THE REQUEST: Pull every line of the entries that has the word "الله".

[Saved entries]
((
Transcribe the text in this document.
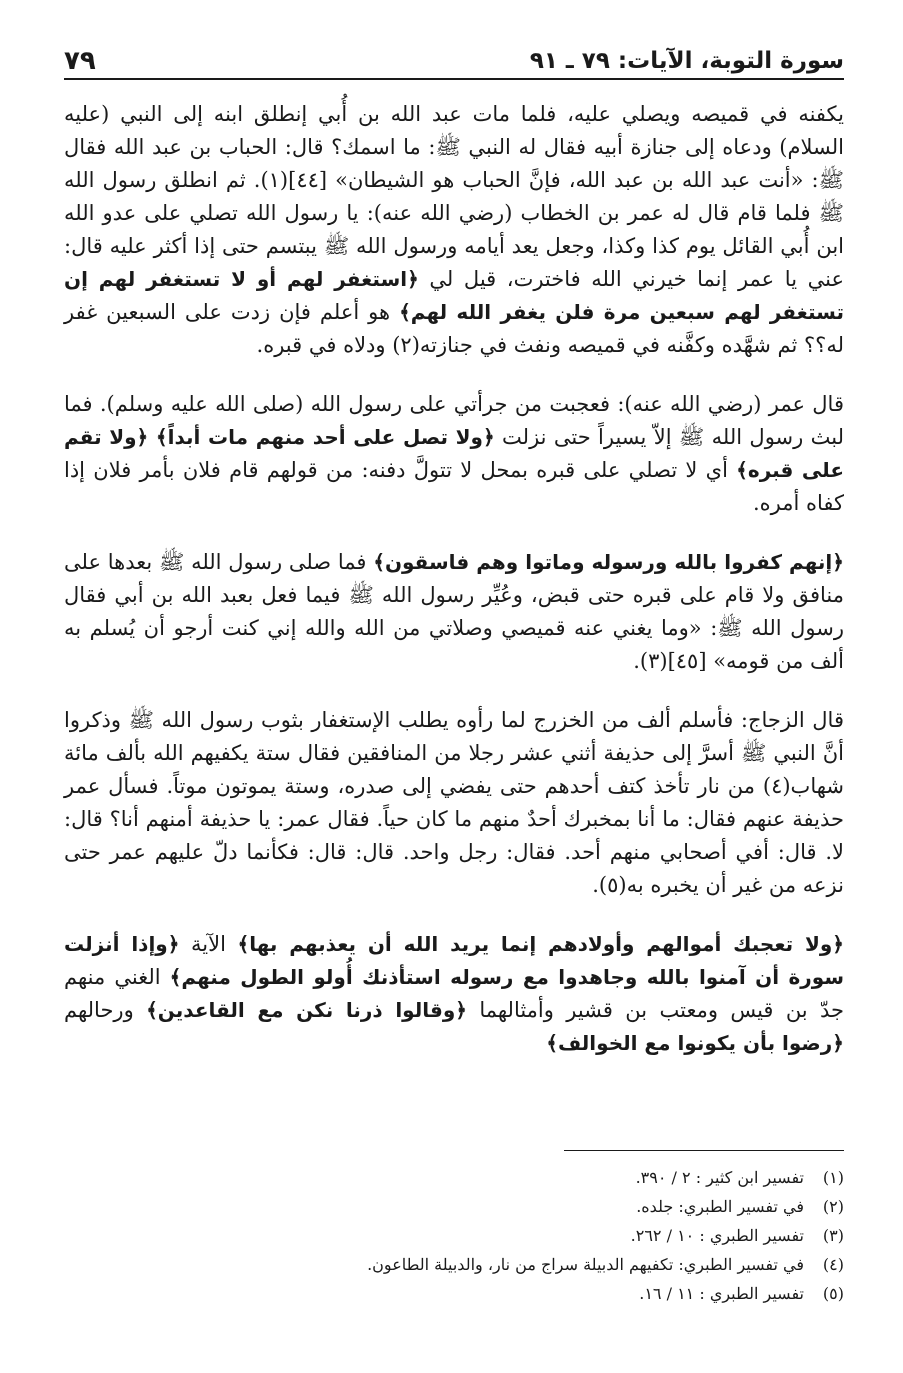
سورة التوبة، الآيات: ٧٩ ـ ٩١
٧٩

يكفنه في قميصه ويصلي عليه، فلما مات عبد الله بن أُبي إنطلق ابنه إلى النبي (عليه السلام) ودعاه إلى جنازة أبيه فقال له النبي ﷺ: ما اسمك؟ قال: الحباب بن عبد الله فقال ﷺ: «أنت عبد الله بن عبد الله، فإنَّ الحباب هو الشيطان» [٤٤](١). ثم انطلق رسول الله ﷺ فلما قام قال له عمر بن الخطاب (رضي الله عنه): يا رسول الله تصلي على عدو الله ابن أُبي القائل يوم كذا وكذا، وجعل يعد أيامه ورسول الله ﷺ يبتسم حتى إذا أكثر عليه قال: عني يا عمر إنما خيرني الله فاخترت، قيل لي ﴿استغفر لهم أو لا تستغفر لهم إن تستغفر لهم سبعين مرة فلن يغفر الله لهم﴾ هو أعلم فإن زدت على السبعين غفر له؟؟ ثم شهَّده وكفَّنه في قميصه ونفث في جنازته(٢) ودلاه في قبره.

قال عمر (رضي الله عنه): فعجبت من جرأتي على رسول الله (صلى الله عليه وسلم). فما لبث رسول الله ﷺ إلاّ يسيراً حتى نزلت ﴿ولا تصل على أحد منهم مات أبداً﴾ ﴿ولا تقم على قبره﴾ أي لا تصلي على قبره بمحل لا تتولَّ دفنه: من قولهم قام فلان بأمر فلان إذا كفاه أمره.

﴿إنهم كفروا بالله ورسوله وماتوا وهم فاسقون﴾ فما صلى رسول الله ﷺ بعدها على منافق ولا قام على قبره حتى قبض، وعُيِّر رسول الله ﷺ فيما فعل بعبد الله بن أبي فقال رسول الله ﷺ: «وما يغني عنه قميصي وصلاتي من الله والله إني كنت أرجو أن يُسلم به ألف من قومه» [٤٥](٣).

قال الزجاج: فأسلم ألف من الخزرج لما رأوه يطلب الإستغفار بثوب رسول الله ﷺ وذكروا أنَّ النبي ﷺ أسرَّ إلى حذيفة أثني عشر رجلا من المنافقين فقال ستة يكفيهم الله بألف مائة شهاب(٤) من نار تأخذ كتف أحدهم حتى يفضي إلى صدره، وستة يموتون موتاً. فسأل عمر حذيفة عنهم فقال: ما أنا بمخبرك أحدٌ منهم ما كان حياً. فقال عمر: يا حذيفة أمنهم أنا؟ قال: لا. قال: أفي أصحابي منهم أحد. فقال: رجل واحد. قال: قال: فكأنما دلّ عليهم عمر حتى نزعه من غير أن يخبره به(٥).

﴿ولا تعجبك أموالهم وأولادهم إنما يريد الله أن يعذبهم بها﴾ الآية ﴿وإذا أنزلت سورة أن آمنوا بالله وجاهدوا مع رسوله استأذنك أُولو الطول منهم﴾ الغني منهم جدّ بن قيس ومعتب بن قشير وأمثالهما ﴿وقالوا ذرنا نكن مع القاعدين﴾ ورحالهم ﴿رضوا بأن يكونوا مع الخوالف﴾

(١)
تفسير ابن كثير : ٢ / ٣٩٠.
(٢)
في تفسير الطبري: جلده.
(٣)
تفسير الطبري : ١٠ / ٢٦٢.
(٤)
في تفسير الطبري: تكفيهم الدبيلة سراج من نار، والدبيلة الطاعون.
(٥)
تفسير الطبري : ١١ / ١٦.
))
SOLVED EXERCISE:
يكفنه في قميصه ويصلي عليه، فلما مات عبد الله بن أُبي إنطلق ابنه إلى النبي (عليه السلام) ودعاه إلى جنازة أبيه فقال له النبي ﷺ: ما اسمك؟ قال: الحباب بن عبد الله فقال ﷺ: «أنت عبد الله بن عبد الله، فإنَّ الحباب هو الشيطان» [٤٤](١). ثم انطلق رسول الله ﷺ فلما قام قال له عمر بن الخطاب (رضي الله عنه): يا رسول الله تصلي على عدو الله ابن أُبي القائل يوم كذا وكذا، وجعل يعد أيامه ورسول الله ﷺ يبتسم حتى إذا أكثر عليه قال: عني يا عمر إنما خيرني الله فاخترت، قيل لي ﴿استغفر لهم أو لا تستغفر لهم إن تستغفر لهم سبعين مرة فلن يغفر الله لهم﴾ هو أعلم فإن زدت على السبعين غفر له؟؟ ثم شهَّده وكفَّنه في قميصه ونفث في جنازته(٢) ودلاه في قبره.
قال عمر (رضي الله عنه): فعجبت من جرأتي على رسول الله (صلى الله عليه وسلم). فما لبث رسول الله ﷺ إلاّ يسيراً حتى نزلت ﴿ولا تصل على أحد منهم مات أبداً﴾ ﴿ولا تقم على قبره﴾ أي لا تصلي على قبره بمحل لا تتولَّ دفنه: من قولهم قام فلان بأمر فلان إذا كفاه أمره.
﴿إنهم كفروا بالله ورسوله وماتوا وهم فاسقون﴾ فما صلى رسول الله ﷺ بعدها على منافق ولا قام على قبره حتى قبض، وعُيِّر رسول الله ﷺ فيما فعل بعبد الله بن أبي فقال رسول الله ﷺ: «وما يغني عنه قميصي وصلاتي من الله والله إني كنت أرجو أن يُسلم به ألف من قومه» [٤٥](٣).
قال الزجاج: فأسلم ألف من الخزرج لما رأوه يطلب الإستغفار بثوب رسول الله ﷺ وذكروا أنَّ النبي ﷺ أسرَّ إلى حذيفة أثني عشر رجلا من المنافقين فقال ستة يكفيهم الله بألف مائة شهاب(٤) من نار تأخذ كتف أحدهم حتى يفضي إلى صدره، وستة يموتون موتاً. فسأل عمر حذيفة عنهم فقال: ما أنا بمخبرك أحدٌ منهم ما كان حياً. فقال عمر: يا حذيفة أمنهم أنا؟ قال: لا. قال: أفي أصحابي منهم أحد. فقال: رجل واحد. قال: قال: فكأنما دلّ عليهم عمر حتى نزعه من غير أن يخبره به(٥).
﴿ولا تعجبك أموالهم وأولادهم إنما يريد الله أن يعذبهم بها﴾ الآية ﴿وإذا أنزلت سورة أن آمنوا بالله وجاهدوا مع رسوله استأذنك أُولو الطول منهم﴾ الغني منهم جدّ بن قيس ومعتب بن قشير وأمثالهما ﴿وقالوا ذرنا نكن مع القاعدين﴾ ورحالهم ﴿رضوا بأن يكونوا مع الخوالف﴾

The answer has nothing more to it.